#### [Task details]
Print the complete set of entries exactly.

(Items from a dataset)
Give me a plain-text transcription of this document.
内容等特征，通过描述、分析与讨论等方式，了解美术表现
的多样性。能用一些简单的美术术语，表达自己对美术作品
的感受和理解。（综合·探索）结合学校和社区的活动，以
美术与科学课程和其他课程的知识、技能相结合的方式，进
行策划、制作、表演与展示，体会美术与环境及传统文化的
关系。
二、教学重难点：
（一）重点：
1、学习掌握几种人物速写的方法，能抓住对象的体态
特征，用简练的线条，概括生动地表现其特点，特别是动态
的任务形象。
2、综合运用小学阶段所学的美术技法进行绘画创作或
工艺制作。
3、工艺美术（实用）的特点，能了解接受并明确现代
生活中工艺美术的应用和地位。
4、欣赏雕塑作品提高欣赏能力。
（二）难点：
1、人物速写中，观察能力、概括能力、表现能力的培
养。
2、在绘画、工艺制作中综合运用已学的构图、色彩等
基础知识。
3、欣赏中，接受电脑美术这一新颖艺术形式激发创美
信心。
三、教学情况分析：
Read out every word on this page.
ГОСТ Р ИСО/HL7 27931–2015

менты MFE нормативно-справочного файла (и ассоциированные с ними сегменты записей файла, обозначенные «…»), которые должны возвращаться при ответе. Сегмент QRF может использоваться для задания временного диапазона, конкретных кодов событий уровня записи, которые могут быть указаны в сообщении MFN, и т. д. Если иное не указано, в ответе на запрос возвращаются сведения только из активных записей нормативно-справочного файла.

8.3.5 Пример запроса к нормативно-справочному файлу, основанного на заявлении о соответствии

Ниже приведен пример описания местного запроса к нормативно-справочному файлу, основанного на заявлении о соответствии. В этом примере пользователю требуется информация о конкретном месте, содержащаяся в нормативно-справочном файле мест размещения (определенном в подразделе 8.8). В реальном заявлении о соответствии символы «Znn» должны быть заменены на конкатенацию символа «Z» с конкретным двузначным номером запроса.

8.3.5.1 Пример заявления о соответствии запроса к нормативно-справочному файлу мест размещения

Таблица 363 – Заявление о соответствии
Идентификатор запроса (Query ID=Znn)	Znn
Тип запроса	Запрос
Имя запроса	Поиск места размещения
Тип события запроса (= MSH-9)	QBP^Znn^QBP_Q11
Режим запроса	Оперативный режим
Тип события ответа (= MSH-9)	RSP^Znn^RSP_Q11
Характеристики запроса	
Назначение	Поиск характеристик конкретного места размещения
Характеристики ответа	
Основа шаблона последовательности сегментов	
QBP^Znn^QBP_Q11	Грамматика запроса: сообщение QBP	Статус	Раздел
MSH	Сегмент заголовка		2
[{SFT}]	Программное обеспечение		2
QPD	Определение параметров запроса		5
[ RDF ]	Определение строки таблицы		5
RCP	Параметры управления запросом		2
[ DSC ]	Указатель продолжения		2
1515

#### [Written reply]
Give me a plain-text transcription of this document.
内容等特征，通过描述、分析与讨论等方式，了解美术表现
的多样性。能用一些简单的美术术语，表达自己对美术作品
的感受和理解。（综合·探索）结合学校和社区的活动，以
美术与科学课程和其他课程的知识、技能相结合的方式，进
行策划、制作、表演与展示，体会美术与环境及传统文化的
关系。
二、教学重难点：
（一）重点：
1、学习掌握几种人物速写的方法，能抓住对象的体态
特征，用简练的线条，概括生动地表现其特点，特别是动态
的任务形象。
2、综合运用小学阶段所学的美术技法进行绘画创作或
工艺制作。
3、工艺美术（实用）的特点，能了解接受并明确现代
生活中工艺美术的应用和地位。
4、欣赏雕塑作品提高欣赏能力。
（二）难点：
1、人物速写中，观察能力、概括能力、表现能力的培
养。
2、在绘画、工艺制作中综合运用已学的构图、色彩等
基础知识。
3、欣赏中，接受电脑美术这一新颖艺术形式激发创美
信心。
三、教学情况分析：
Read out every word on this page.
ГОСТ Р ИСО/HL7 27931–2015

менты MFE нормативно-справочного файла (и ассоциированные с ними сегменты записей файла, обозначенные «…»), которые должны возвращаться при ответе. Сегмент QRF может использоваться для задания временного диапазона, конкретных кодов событий уровня записи, которые могут быть указаны в сообщении MFN, и т. д. Если иное не указано, в ответе на запрос возвращаются сведения только из активных записей нормативно-справочного файла.

8.3.5 Пример запроса к нормативно-справочному файлу, основанного на заявлении о соответствии

Ниже приведен пример описания местного запроса к нормативно-справочному файлу, основанного на заявлении о соответствии. В этом примере пользователю требуется информация о конкретном месте, содержащаяся в нормативно-справочном файле мест размещения (определенном в подразделе 8.8). В реальном заявлении о соответствии символы «Znn» должны быть заменены на конкатенацию символа «Z» с конкретным двузначным номером запроса.

8.3.5.1 Пример заявления о соответствии запроса к нормативно-справочному файлу мест размещения

Таблица 363 – Заявление о соответствии
Идентификатор запроса (Query ID=Znn)	Znn
Тип запроса	Запрос
Имя запроса	Поиск места размещения
Тип события запроса (= MSH-9)	QBP^Znn^QBP_Q11
Режим запроса	Оперативный режим
Тип события ответа (= MSH-9)	RSP^Znn^RSP_Q11
Характеристики запроса	
Назначение	Поиск характеристик конкретного места размещения
Характеристики ответа	
Основа шаблона последовательности сегментов	
QBP^Znn^QBP_Q11	Грамматика запроса: сообщение QBP	Статус	Раздел
MSH	Сегмент заголовка		2
[{SFT}]	Программное обеспечение		2
QPD	Определение параметров запроса		5
[ RDF ]	Определение строки таблицы		5
RCP	Параметры управления запросом		2
[ DSC ]	Указатель продолжения		2
1515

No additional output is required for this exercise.